=== MATERIAL PROVIDED ===
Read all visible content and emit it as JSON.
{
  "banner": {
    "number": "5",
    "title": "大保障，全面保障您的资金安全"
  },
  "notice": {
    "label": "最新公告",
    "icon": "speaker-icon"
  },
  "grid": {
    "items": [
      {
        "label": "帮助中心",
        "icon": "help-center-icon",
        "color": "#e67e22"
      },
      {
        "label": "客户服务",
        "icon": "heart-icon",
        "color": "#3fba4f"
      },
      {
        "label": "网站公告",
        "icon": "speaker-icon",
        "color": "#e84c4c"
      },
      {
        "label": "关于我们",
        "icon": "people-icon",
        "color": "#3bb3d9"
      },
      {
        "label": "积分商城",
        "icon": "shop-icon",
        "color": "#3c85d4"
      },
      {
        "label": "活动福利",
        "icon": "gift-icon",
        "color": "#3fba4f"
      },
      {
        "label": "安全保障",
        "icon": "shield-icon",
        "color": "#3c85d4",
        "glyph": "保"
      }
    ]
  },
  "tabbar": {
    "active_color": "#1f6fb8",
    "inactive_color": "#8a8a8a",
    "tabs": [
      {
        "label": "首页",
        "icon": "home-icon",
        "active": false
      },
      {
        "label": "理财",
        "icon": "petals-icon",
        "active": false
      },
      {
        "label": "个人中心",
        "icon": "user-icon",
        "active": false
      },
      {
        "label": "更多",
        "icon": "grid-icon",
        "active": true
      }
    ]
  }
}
===
WHAT TO WORK ON: Of the lines in this material, state how many hold the string "label". Write no other words.

EXERCISE ANSWER: 12